WHAT THIS TASK INVOLVES:
Take each line containing the word "Thickness" and copy it.

Structured figure records:

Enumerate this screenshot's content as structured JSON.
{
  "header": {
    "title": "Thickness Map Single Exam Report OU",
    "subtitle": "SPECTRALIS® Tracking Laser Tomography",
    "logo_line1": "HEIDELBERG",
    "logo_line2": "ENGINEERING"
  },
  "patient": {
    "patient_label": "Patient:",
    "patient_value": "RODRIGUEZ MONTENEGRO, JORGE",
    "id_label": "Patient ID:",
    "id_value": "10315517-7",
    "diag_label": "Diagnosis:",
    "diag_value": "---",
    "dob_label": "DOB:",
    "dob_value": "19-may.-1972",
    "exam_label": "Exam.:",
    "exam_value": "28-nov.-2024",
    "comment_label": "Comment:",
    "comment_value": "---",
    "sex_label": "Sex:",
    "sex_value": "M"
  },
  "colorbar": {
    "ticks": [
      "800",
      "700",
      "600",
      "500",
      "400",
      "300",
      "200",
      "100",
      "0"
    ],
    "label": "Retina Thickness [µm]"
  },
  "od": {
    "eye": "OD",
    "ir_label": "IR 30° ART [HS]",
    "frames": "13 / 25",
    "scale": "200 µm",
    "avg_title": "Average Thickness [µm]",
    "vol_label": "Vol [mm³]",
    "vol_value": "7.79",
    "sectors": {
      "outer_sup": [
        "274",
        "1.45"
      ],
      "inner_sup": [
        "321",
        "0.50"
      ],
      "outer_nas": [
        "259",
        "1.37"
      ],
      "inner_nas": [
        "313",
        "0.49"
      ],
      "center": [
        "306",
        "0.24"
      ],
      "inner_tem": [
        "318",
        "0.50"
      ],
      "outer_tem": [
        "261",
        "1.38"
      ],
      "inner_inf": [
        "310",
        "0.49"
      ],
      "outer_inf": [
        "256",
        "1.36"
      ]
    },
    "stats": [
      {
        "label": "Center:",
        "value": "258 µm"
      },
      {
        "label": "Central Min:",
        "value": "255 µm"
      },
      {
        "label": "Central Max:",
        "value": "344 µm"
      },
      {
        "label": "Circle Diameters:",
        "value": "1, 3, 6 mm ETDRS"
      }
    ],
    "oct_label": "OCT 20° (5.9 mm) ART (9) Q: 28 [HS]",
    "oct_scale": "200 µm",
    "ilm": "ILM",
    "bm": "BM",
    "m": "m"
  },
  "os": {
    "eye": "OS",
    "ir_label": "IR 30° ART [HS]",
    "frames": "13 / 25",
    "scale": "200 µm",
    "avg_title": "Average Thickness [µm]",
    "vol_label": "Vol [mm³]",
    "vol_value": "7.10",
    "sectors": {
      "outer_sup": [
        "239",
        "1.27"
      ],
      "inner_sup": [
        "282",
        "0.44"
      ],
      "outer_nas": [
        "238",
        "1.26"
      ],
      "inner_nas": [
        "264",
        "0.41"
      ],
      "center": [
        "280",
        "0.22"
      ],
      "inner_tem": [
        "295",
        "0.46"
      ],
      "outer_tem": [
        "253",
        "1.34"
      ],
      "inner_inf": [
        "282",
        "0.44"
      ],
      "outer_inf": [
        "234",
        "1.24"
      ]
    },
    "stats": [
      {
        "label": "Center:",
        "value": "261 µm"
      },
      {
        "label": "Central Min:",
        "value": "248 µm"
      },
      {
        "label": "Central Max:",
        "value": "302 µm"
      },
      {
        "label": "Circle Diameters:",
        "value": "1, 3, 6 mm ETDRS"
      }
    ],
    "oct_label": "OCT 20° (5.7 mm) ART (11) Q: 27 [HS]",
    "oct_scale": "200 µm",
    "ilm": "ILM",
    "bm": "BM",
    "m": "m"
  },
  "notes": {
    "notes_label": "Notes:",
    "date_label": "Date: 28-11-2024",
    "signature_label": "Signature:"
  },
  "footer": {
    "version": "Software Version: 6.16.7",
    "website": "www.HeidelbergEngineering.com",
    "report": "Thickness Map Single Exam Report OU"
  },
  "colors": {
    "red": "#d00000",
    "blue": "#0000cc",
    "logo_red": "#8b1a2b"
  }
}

REPLY:
    "title": "Thickness Map Single Exam Report OU",
    "label": "Retina Thickness [µm]"
    "avg_title": "Average Thickness [µm]",
    "avg_title": "Average Thickness [µm]",
    "report": "Thickness Map Single Exam Report OU"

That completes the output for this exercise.